PROBLEM TO SOLVE - Give an exact transcription of every line, dropping the images.

● ● ● ● ●

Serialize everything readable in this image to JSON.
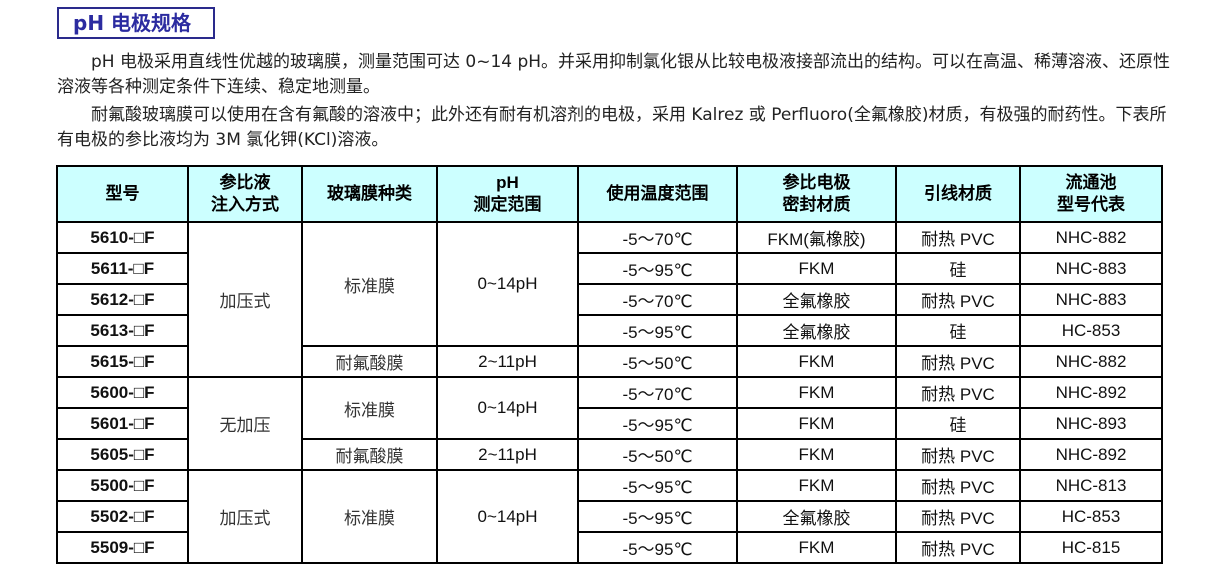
{
  "title": "pH 电极规格",
  "paragraphs": [
    "pH 电极采用直线性优越的玻璃膜，测量范围可达 0~14 pH。并采用抑制氯化银从比较电极液接部流出的结构。可以在高温、稀薄溶液、还原性溶液等各种测定条件下连续、稳定地测量。",
    "耐氟酸玻璃膜可以使用在含有氟酸的溶液中；此外还有耐有机溶剂的电极，采用 Kalrez 或 Perfluoro(全氟橡胶)材质，有极强的耐药性。下表所有电极的参比液均为 3M 氯化钾(KCl)溶液。"
  ],
  "table": {
    "headers": [
      [
        "型号"
      ],
      [
        "参比液",
        "注入方式"
      ],
      [
        "玻璃膜种类"
      ],
      [
        "pH",
        "测定范围"
      ],
      [
        "使用温度范围"
      ],
      [
        "参比电极",
        "密封材质"
      ],
      [
        "引线材质"
      ],
      [
        "流通池",
        "型号代表"
      ]
    ],
    "injection_groups": [
      "加压式",
      "无加压",
      "加压式"
    ],
    "membrane_groups": [
      "标准膜",
      "耐氟酸膜",
      "标准膜",
      "耐氟酸膜",
      "标准膜"
    ],
    "range_groups": [
      "0~14pH",
      "2~11pH",
      "0~14pH",
      "2~11pH",
      "0~14pH"
    ],
    "rows": [
      {
        "model": "5610-□F",
        "temp": "-5～70℃",
        "seal": "FKM(氟橡胶)",
        "lead": "耐热 PVC",
        "cell": "NHC-882"
      },
      {
        "model": "5611-□F",
        "temp": "-5～95℃",
        "seal": "FKM",
        "lead": "硅",
        "cell": "NHC-883"
      },
      {
        "model": "5612-□F",
        "temp": "-5～70℃",
        "seal": "全氟橡胶",
        "lead": "耐热 PVC",
        "cell": "NHC-883"
      },
      {
        "model": "5613-□F",
        "temp": "-5～95℃",
        "seal": "全氟橡胶",
        "lead": "硅",
        "cell": "HC-853"
      },
      {
        "model": "5615-□F",
        "temp": "-5～50℃",
        "seal": "FKM",
        "lead": "耐热 PVC",
        "cell": "NHC-882"
      },
      {
        "model": "5600-□F",
        "temp": "-5～70℃",
        "seal": "FKM",
        "lead": "耐热 PVC",
        "cell": "NHC-892"
      },
      {
        "model": "5601-□F",
        "temp": "-5～95℃",
        "seal": "FKM",
        "lead": "硅",
        "cell": "NHC-893"
      },
      {
        "model": "5605-□F",
        "temp": "-5～50℃",
        "seal": "FKM",
        "lead": "耐热 PVC",
        "cell": "NHC-892"
      },
      {
        "model": "5500-□F",
        "temp": "-5～95℃",
        "seal": "FKM",
        "lead": "耐热 PVC",
        "cell": "NHC-813"
      },
      {
        "model": "5502-□F",
        "temp": "-5～95℃",
        "seal": "全氟橡胶",
        "lead": "耐热 PVC",
        "cell": "HC-853"
      },
      {
        "model": "5509-□F",
        "temp": "-5～95℃",
        "seal": "FKM",
        "lead": "耐热 PVC",
        "cell": "HC-815"
      }
    ]
  }
}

● ● ● ● ●

WRITTEN RESPONSE -
Serialize everything readable in this image to JSON.
{
  "title": "pH 电极规格",
  "paragraphs": [
    "pH 电极采用直线性优越的玻璃膜，测量范围可达 0~14 pH。并采用抑制氯化银从比较电极液接部流出的结构。可以在高温、稀薄溶液、还原性溶液等各种测定条件下连续、稳定地测量。",
    "耐氟酸玻璃膜可以使用在含有氟酸的溶液中；此外还有耐有机溶剂的电极，采用 Kalrez 或 Perfluoro(全氟橡胶)材质，有极强的耐药性。下表所有电极的参比液均为 3M 氯化钾(KCl)溶液。"
  ],
  "table": {
    "headers": [
      [
        "型号"
      ],
      [
        "参比液",
        "注入方式"
      ],
      [
        "玻璃膜种类"
      ],
      [
        "pH",
        "测定范围"
      ],
      [
        "使用温度范围"
      ],
      [
        "参比电极",
        "密封材质"
      ],
      [
        "引线材质"
      ],
      [
        "流通池",
        "型号代表"
      ]
    ],
    "injection_groups": [
      "加压式",
      "无加压",
      "加压式"
    ],
    "membrane_groups": [
      "标准膜",
      "耐氟酸膜",
      "标准膜",
      "耐氟酸膜",
      "标准膜"
    ],
    "range_groups": [
      "0~14pH",
      "2~11pH",
      "0~14pH",
      "2~11pH",
      "0~14pH"
    ],
    "rows": [
      {
        "model": "5610-□F",
        "temp": "-5～70℃",
        "seal": "FKM(氟橡胶)",
        "lead": "耐热 PVC",
        "cell": "NHC-882"
      },
      {
        "model": "5611-□F",
        "temp": "-5～95℃",
        "seal": "FKM",
        "lead": "硅",
        "cell": "NHC-883"
      },
      {
        "model": "5612-□F",
        "temp": "-5～70℃",
        "seal": "全氟橡胶",
        "lead": "耐热 PVC",
        "cell": "NHC-883"
      },
      {
        "model": "5613-□F",
        "temp": "-5～95℃",
        "seal": "全氟橡胶",
        "lead": "硅",
        "cell": "HC-853"
      },
      {
        "model": "5615-□F",
        "temp": "-5～50℃",
        "seal": "FKM",
        "lead": "耐热 PVC",
        "cell": "NHC-882"
      },
      {
        "model": "5600-□F",
        "temp": "-5～70℃",
        "seal": "FKM",
        "lead": "耐热 PVC",
        "cell": "NHC-892"
      },
      {
        "model": "5601-□F",
        "temp": "-5～95℃",
        "seal": "FKM",
        "lead": "硅",
        "cell": "NHC-893"
      },
      {
        "model": "5605-□F",
        "temp": "-5～50℃",
        "seal": "FKM",
        "lead": "耐热 PVC",
        "cell": "NHC-892"
      },
      {
        "model": "5500-□F",
        "temp": "-5～95℃",
        "seal": "FKM",
        "lead": "耐热 PVC",
        "cell": "NHC-813"
      },
      {
        "model": "5502-□F",
        "temp": "-5～95℃",
        "seal": "全氟橡胶",
        "lead": "耐热 PVC",
        "cell": "HC-853"
      },
      {
        "model": "5509-□F",
        "temp": "-5～95℃",
        "seal": "FKM",
        "lead": "耐热 PVC",
        "cell": "HC-815"
      }
    ]
  }
}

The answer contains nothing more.